Only lines with the word "structured" are needed; collect each of them from the listing below.

-- Start TASK INPUT --

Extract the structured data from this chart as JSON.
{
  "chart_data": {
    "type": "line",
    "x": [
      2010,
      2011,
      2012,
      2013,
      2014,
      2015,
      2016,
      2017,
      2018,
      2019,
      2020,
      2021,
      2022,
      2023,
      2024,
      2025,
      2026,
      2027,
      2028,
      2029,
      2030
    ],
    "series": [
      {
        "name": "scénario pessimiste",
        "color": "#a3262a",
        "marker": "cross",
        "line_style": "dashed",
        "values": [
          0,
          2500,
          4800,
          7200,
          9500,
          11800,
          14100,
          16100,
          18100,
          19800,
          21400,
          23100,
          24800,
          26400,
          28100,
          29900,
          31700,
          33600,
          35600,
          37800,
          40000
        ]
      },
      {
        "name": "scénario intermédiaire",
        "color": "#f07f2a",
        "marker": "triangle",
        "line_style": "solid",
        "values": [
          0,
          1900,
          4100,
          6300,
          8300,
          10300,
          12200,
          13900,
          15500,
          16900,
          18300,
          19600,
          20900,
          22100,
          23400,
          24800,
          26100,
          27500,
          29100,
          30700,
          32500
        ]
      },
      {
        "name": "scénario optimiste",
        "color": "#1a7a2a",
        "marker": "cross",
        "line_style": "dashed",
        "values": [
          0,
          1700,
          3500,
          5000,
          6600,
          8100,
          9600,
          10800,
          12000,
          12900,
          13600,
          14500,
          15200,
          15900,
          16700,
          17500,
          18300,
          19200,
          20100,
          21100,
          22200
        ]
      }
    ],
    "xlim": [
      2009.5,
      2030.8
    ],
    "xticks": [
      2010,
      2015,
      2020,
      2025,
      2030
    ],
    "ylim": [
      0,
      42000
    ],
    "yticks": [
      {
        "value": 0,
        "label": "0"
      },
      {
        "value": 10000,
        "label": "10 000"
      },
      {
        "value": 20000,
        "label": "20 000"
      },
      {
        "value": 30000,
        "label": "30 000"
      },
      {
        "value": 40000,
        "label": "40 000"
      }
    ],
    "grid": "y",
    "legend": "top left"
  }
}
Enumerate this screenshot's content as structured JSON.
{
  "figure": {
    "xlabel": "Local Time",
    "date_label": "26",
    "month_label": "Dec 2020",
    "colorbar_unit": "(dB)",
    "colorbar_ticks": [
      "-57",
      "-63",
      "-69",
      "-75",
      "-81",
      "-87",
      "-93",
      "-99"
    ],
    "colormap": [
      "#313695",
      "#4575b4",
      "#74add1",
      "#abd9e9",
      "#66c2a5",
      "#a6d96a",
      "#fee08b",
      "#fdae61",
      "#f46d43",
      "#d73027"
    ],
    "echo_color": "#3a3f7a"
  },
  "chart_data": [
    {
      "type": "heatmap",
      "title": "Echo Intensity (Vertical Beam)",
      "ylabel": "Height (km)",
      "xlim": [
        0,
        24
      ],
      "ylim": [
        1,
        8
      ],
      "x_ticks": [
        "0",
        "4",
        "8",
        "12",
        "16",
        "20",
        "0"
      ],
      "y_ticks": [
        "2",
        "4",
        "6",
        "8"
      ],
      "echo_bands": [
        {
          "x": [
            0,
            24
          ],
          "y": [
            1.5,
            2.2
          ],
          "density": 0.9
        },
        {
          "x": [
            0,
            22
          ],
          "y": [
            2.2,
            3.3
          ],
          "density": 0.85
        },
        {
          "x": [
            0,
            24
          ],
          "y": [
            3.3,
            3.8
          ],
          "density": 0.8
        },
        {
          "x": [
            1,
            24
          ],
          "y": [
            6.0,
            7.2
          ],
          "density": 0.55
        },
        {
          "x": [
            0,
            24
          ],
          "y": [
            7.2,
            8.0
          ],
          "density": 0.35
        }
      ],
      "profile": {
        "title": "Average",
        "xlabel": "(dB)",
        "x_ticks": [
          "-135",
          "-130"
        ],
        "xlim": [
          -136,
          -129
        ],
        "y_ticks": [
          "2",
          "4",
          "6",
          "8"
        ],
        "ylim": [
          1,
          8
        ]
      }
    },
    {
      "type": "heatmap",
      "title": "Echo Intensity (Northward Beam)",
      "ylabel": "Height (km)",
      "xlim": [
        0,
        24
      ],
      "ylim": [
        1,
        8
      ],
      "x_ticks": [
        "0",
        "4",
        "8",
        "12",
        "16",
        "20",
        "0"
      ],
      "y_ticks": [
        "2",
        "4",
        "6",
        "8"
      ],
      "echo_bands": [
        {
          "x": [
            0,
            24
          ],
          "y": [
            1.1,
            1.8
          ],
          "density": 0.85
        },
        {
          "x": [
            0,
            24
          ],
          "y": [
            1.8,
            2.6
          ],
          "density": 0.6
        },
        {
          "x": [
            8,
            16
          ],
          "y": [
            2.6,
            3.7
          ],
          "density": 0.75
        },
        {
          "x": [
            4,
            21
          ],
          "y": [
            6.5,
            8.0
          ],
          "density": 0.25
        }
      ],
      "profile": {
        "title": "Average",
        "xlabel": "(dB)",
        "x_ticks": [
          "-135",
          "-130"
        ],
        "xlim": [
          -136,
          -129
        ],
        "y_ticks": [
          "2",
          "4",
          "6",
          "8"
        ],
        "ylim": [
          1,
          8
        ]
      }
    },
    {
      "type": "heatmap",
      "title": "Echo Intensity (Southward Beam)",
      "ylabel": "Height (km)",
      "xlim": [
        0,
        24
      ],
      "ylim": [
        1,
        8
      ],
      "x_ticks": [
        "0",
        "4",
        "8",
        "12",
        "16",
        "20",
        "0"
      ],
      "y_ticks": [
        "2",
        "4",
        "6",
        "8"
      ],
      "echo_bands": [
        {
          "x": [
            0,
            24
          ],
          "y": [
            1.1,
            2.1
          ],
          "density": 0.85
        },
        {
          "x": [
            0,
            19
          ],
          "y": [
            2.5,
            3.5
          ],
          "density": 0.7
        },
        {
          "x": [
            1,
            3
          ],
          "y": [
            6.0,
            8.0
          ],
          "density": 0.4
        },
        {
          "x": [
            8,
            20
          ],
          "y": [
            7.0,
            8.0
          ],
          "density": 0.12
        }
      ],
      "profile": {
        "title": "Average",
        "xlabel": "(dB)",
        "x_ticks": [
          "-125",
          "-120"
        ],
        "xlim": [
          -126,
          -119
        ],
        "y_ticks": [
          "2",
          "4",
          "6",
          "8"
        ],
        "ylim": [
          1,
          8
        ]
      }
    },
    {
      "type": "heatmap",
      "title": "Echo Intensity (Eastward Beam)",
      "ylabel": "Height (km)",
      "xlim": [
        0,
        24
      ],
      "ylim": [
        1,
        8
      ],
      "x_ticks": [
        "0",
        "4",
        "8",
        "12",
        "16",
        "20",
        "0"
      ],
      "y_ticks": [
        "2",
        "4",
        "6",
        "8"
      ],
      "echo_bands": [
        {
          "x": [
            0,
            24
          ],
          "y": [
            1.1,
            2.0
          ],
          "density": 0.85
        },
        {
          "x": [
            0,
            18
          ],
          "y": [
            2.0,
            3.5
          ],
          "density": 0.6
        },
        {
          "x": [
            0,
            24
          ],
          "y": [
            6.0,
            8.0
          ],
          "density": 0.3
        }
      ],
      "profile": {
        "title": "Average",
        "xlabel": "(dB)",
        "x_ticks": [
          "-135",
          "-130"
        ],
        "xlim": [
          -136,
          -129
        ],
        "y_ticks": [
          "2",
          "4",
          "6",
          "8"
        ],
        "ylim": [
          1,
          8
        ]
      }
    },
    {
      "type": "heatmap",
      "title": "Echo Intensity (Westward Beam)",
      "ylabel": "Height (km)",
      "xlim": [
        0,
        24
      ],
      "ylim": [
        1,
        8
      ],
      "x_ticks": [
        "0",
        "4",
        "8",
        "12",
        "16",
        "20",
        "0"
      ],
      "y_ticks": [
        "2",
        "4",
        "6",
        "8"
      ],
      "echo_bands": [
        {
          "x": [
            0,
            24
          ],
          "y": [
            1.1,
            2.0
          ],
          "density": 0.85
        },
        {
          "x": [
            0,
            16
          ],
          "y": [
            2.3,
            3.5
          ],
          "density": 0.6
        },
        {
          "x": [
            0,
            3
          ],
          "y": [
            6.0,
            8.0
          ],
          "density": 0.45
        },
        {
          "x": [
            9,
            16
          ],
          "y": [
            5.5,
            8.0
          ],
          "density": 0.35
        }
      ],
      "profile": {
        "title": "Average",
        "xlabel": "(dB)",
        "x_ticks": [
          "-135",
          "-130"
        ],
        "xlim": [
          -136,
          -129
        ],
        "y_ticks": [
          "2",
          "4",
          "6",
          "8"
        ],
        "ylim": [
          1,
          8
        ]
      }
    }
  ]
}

-- End TASK INPUT --

* WRITTEN RESPONSE:
Extract the structured data from this chart as JSON.
Enumerate this screenshot's content as structured JSON.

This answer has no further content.